- **EXERCISE**:
Filter the entries and keep only the lines where the string "Dollar" appears.

## Start DATA SUPPLIED

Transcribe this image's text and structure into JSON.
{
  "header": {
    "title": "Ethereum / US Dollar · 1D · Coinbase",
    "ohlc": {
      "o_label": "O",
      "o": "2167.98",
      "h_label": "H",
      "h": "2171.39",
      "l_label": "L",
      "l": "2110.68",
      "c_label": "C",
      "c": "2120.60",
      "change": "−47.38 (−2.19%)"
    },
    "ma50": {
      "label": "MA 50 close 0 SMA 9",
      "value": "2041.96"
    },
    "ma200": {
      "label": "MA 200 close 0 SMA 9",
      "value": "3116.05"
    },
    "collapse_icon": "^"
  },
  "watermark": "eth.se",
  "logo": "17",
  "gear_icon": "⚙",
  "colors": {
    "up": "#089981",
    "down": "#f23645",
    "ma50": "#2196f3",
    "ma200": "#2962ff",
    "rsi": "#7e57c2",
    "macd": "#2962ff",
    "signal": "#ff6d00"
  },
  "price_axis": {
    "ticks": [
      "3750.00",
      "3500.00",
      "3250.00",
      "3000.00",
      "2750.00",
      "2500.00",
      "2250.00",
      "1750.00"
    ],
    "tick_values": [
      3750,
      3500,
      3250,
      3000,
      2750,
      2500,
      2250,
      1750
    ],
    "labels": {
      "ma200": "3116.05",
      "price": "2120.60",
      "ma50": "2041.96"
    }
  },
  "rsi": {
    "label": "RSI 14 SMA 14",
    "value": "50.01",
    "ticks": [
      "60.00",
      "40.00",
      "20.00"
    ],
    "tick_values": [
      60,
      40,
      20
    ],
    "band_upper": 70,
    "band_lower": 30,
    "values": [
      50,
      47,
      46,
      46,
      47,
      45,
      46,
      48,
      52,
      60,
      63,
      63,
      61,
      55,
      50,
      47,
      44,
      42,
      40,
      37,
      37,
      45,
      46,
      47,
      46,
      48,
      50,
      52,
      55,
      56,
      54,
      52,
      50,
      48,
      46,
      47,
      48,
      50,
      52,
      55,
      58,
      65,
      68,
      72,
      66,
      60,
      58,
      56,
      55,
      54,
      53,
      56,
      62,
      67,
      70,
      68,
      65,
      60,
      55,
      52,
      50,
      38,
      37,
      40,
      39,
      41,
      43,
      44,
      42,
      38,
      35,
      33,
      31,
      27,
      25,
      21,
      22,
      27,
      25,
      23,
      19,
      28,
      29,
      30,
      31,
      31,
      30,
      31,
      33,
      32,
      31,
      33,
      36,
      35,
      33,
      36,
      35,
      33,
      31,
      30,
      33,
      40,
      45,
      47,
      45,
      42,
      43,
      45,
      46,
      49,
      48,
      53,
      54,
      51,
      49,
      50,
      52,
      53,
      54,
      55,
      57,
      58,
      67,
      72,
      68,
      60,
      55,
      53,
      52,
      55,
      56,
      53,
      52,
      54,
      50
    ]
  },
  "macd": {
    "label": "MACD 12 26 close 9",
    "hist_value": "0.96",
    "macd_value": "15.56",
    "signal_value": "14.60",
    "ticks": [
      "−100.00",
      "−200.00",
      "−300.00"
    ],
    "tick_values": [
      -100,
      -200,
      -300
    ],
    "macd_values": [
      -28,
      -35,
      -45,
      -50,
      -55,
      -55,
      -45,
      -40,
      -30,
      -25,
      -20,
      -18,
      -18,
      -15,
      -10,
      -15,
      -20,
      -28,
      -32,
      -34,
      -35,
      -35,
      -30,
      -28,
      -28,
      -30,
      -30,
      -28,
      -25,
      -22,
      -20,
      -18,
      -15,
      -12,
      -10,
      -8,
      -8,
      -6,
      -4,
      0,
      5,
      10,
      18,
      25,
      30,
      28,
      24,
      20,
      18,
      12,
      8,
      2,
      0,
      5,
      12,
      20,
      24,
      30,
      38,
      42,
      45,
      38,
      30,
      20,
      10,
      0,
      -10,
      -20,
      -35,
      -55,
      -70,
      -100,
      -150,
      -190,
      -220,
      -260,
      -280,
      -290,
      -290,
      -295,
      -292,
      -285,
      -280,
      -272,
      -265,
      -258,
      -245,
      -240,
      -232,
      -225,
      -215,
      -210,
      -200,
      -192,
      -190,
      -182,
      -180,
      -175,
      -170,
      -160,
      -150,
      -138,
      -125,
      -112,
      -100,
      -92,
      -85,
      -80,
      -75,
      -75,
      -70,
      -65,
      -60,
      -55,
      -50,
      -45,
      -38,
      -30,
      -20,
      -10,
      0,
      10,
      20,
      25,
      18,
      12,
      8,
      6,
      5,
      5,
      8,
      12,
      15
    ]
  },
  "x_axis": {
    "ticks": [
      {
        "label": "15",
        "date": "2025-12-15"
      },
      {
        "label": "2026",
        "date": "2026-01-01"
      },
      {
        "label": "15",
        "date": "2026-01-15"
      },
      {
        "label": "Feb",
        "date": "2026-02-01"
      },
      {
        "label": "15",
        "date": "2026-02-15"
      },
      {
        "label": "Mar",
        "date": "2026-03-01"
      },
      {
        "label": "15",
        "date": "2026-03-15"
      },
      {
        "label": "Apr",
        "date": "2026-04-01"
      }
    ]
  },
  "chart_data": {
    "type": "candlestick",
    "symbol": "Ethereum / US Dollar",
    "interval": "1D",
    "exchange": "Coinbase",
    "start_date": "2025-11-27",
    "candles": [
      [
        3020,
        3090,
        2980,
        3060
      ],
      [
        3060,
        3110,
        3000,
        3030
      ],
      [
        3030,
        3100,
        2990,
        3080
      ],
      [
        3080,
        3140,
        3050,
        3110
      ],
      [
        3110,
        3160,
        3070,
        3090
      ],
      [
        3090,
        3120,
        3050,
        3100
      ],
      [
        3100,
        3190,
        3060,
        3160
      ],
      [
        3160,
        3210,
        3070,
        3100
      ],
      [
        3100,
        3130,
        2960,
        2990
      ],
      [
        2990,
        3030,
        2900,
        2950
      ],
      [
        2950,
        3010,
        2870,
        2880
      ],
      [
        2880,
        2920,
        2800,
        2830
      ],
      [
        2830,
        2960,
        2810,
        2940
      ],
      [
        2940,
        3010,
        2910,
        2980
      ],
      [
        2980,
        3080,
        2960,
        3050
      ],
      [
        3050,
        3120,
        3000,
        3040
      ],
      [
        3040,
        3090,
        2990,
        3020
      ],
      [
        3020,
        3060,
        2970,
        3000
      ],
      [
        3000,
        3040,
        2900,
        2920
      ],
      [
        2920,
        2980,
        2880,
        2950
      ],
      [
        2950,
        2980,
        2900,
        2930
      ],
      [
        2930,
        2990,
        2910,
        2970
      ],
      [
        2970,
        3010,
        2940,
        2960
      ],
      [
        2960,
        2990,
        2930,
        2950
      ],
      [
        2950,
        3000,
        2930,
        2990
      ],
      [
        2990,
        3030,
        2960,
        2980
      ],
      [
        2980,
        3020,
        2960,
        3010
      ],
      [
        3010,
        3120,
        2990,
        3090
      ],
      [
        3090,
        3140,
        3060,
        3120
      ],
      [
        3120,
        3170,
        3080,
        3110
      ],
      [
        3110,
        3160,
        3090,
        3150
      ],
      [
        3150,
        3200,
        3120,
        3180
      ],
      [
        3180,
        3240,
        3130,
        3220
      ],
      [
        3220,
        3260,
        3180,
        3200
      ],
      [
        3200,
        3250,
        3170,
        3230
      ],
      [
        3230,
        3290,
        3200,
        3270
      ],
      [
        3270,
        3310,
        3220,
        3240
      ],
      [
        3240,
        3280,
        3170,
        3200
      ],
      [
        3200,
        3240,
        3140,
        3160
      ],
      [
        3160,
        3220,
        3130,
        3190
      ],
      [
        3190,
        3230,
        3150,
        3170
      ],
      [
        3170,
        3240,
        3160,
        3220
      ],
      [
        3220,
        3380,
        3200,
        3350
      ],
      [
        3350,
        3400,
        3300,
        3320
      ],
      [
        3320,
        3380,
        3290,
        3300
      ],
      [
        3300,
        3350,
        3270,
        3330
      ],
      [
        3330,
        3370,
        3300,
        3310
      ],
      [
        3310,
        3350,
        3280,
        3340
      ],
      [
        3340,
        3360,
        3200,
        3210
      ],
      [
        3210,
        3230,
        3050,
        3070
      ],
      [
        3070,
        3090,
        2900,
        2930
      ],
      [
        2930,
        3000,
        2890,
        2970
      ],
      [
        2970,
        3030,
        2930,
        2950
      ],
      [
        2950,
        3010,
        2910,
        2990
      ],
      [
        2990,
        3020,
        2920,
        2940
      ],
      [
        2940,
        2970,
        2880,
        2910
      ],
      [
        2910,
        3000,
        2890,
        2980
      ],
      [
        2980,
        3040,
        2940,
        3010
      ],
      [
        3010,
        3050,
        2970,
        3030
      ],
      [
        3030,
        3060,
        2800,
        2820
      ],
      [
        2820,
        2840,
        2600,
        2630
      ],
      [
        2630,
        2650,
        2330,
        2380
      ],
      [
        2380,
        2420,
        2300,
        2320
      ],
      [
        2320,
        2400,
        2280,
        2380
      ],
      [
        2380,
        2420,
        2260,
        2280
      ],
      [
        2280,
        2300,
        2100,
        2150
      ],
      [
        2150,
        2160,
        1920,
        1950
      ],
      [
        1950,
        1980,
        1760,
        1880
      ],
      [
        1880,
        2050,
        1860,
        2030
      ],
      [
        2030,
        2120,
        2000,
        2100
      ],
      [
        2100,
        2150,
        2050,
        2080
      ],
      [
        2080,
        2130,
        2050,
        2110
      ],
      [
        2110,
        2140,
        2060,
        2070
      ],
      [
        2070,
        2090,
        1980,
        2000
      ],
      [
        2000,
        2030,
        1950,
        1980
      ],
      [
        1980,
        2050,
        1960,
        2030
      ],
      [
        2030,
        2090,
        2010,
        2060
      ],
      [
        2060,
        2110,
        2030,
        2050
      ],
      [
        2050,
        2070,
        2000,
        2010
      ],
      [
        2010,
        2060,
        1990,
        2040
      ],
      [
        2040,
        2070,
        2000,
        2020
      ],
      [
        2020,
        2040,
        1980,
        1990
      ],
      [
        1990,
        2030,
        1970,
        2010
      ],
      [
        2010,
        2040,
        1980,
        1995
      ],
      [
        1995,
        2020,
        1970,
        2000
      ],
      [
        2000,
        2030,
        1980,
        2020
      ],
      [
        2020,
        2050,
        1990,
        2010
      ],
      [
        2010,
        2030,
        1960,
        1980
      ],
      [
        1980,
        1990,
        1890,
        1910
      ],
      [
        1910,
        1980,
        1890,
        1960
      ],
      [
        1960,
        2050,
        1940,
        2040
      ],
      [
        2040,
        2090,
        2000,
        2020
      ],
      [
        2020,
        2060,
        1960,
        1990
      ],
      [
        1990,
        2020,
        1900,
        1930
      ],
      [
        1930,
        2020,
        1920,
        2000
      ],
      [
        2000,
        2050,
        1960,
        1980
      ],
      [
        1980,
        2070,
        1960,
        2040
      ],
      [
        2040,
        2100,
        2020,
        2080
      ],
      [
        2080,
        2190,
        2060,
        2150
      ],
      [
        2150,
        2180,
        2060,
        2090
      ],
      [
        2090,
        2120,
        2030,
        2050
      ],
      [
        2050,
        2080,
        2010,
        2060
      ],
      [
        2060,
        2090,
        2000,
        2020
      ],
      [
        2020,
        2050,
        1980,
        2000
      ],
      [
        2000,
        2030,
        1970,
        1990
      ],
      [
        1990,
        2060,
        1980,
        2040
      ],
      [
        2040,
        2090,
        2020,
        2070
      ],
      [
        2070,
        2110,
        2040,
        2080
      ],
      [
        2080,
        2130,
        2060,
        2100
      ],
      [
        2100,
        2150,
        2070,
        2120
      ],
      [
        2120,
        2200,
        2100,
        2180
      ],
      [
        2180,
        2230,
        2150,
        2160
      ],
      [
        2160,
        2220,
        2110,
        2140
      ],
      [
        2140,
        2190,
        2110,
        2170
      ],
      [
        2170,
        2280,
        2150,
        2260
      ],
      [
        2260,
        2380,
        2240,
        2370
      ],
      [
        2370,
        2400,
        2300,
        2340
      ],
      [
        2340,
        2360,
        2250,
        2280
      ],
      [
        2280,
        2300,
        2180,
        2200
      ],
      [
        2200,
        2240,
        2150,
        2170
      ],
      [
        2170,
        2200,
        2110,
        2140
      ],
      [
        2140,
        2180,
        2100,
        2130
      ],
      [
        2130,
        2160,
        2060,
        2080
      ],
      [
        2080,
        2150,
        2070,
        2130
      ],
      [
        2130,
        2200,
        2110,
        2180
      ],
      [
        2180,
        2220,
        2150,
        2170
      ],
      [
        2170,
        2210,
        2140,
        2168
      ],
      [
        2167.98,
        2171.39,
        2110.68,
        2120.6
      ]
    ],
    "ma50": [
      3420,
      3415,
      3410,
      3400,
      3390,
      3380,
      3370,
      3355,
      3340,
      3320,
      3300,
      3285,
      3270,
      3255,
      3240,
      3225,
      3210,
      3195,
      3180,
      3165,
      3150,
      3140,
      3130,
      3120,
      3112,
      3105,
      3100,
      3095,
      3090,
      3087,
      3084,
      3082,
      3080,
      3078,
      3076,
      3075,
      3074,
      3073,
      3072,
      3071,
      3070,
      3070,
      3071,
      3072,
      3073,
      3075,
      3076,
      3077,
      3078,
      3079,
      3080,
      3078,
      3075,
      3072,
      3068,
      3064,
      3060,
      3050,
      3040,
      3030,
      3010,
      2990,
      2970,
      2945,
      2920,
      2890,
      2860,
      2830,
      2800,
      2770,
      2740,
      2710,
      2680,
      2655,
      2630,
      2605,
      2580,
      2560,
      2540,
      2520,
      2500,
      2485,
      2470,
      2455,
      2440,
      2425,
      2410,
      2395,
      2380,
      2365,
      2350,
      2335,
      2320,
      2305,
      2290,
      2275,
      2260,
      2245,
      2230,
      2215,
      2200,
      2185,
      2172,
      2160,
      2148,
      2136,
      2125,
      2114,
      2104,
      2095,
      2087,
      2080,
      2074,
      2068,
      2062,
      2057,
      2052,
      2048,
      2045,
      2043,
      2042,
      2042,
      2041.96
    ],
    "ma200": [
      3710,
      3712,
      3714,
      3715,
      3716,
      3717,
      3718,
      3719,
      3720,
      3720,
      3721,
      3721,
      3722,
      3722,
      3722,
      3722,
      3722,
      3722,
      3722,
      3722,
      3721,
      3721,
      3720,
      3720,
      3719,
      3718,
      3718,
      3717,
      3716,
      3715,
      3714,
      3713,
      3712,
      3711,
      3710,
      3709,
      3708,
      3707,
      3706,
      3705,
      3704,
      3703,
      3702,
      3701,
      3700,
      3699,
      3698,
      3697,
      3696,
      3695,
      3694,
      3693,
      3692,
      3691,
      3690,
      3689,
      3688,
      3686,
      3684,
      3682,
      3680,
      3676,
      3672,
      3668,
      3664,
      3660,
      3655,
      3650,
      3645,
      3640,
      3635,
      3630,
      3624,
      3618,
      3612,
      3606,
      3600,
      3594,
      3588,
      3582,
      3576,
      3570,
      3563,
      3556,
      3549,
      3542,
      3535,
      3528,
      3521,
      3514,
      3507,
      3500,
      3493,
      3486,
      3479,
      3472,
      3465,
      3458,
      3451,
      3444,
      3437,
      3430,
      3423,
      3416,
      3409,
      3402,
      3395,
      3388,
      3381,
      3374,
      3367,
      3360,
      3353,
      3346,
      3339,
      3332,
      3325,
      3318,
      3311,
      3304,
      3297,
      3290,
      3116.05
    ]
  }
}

## End DATA SUPPLIED

- **IN RESPONSE**:
    "title": "Ethereum / US Dollar · 1D · Coinbase",
    "symbol": "Ethereum / US Dollar",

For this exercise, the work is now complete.